--- Record extracts ---
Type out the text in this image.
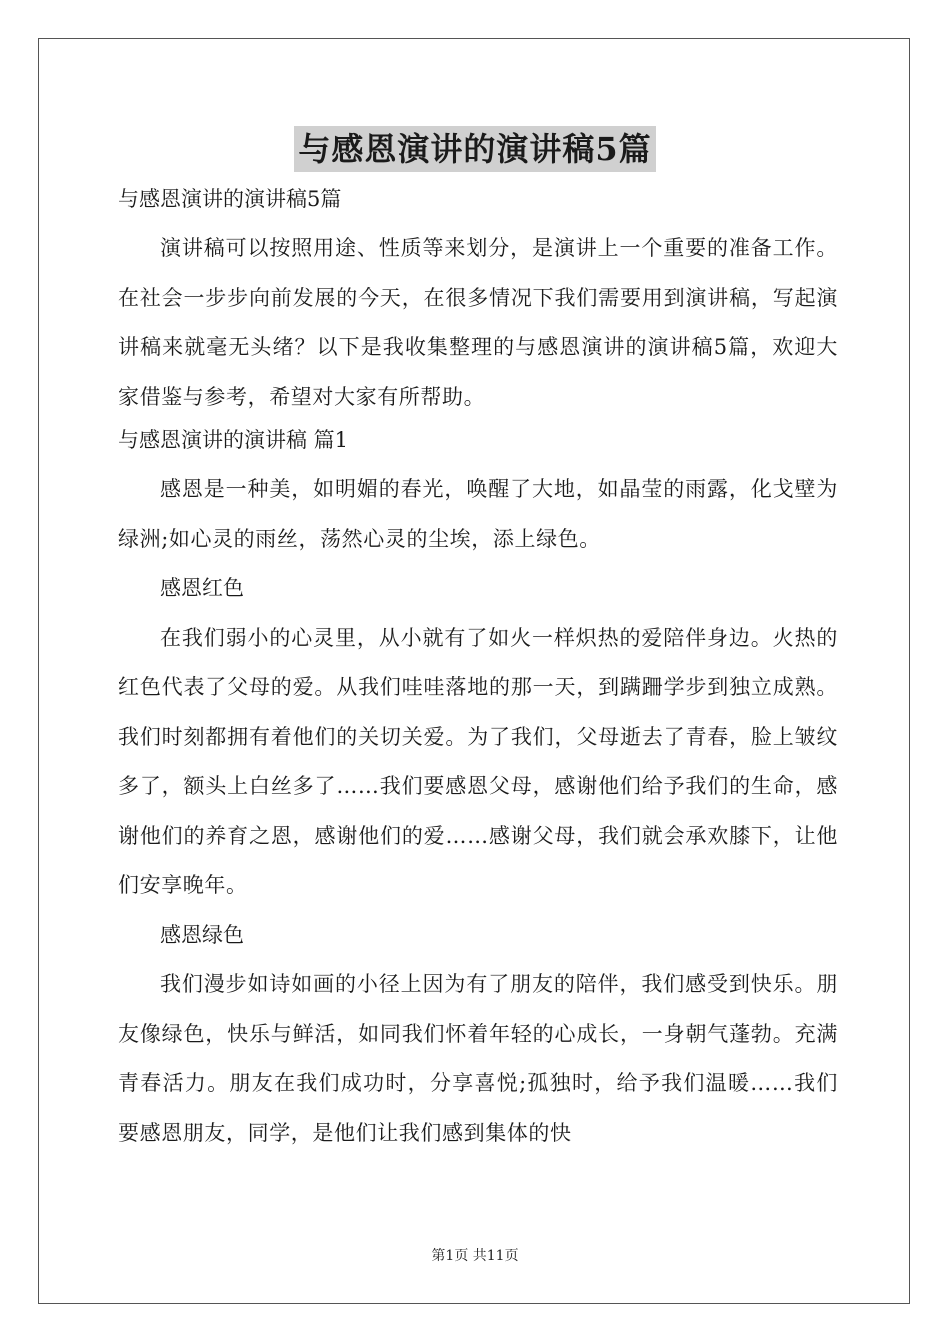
与感恩演讲的演讲稿5篇

与感恩演讲的演讲稿5篇

演讲稿可以按照用途、性质等来划分，是演讲上一个重要的准备工作。在社会一步步向前发展的今天，在很多情况下我们需要用到演讲稿，写起演讲稿来就毫无头绪？以下是我收集整理的与感恩演讲的演讲稿5篇，欢迎大家借鉴与参考，希望对大家有所帮助。

与感恩演讲的演讲稿 篇1

感恩是一种美，如明媚的春光，唤醒了大地，如晶莹的雨露，化戈壁为绿洲;如心灵的雨丝，荡然心灵的尘埃，添上绿色。

感恩红色

在我们弱小的心灵里，从小就有了如火一样炽热的爱陪伴身边。火热的红色代表了父母的爱。从我们哇哇落地的那一天，到蹒跚学步到独立成熟。我们时刻都拥有着他们的关切关爱。为了我们，父母逝去了青春，脸上皱纹多了，额头上白丝多了……我们要感恩父母，感谢他们给予我们的生命，感谢他们的养育之恩，感谢他们的爱……感谢父母，我们就会承欢膝下，让他们安享晚年。

感恩绿色

我们漫步如诗如画的小径上因为有了朋友的陪伴，我们感受到快乐。朋友像绿色，快乐与鲜活，如同我们怀着年轻的心成长，一身朝气蓬勃。充满青春活力。朋友在我们成功时，分享喜悦;孤独时，给予我们温暖……我们要感恩朋友，同学，是他们让我们感到集体的快

第1页 共11页
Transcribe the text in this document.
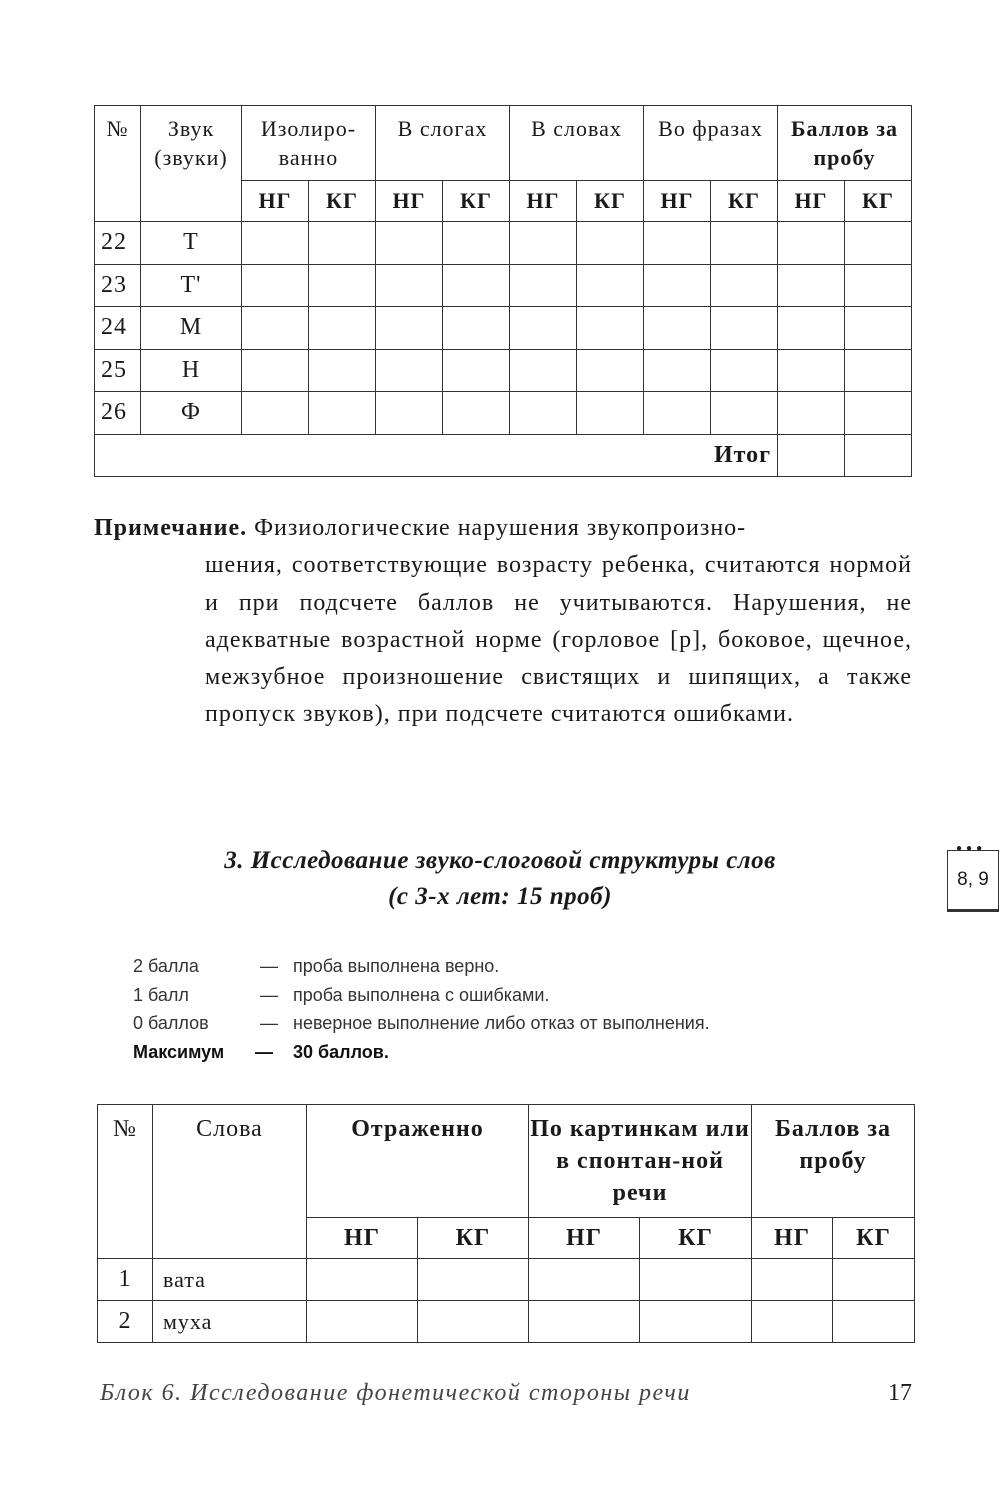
№	Звук (звуки)	Изолиро-ванно		В слогах		В словах		Во фразах		Баллов за пробу	
		НГ	КГ	НГ	КГ	НГ	КГ	НГ	КГ	НГ	КГ
22	Т										
23	Т'										
24	М										
25	Н										
26	Ф										
Итог											
Примечание. Физиологические нарушения звукопроизно-
шения, соответствующие возрасту ребенка, считаются нормой и при подсчете баллов не учитываются. Нарушения, не адекватные возрастной норме (горловое [р], боковое, щечное, межзубное произношение свистящих и шипящих, а также пропуск звуков), при подсчете считаются ошибками.
3. Исследование звуко-слоговой структуры слов
(с 3-х лет: 15 проб)
●●●
8, 9
2 балла	— проба выполнена верно.
1 балл	— проба выполнена с ошибками.
0 баллов	— неверное выполнение либо отказ от выполнения.
Максимум	—	30 баллов.
№	Слова	Отраженно		По картинкам или в спонтан-ной речи		Баллов за пробу	
		НГ	КГ	НГ	КГ	НГ	КГ
1	вата						
2	муха						
Блок 6. Исследование фонетической стороны речи	17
---
▶ Task statement: Say how many lines in the records hold the string "text", and say nothing else.

▶ Result: 2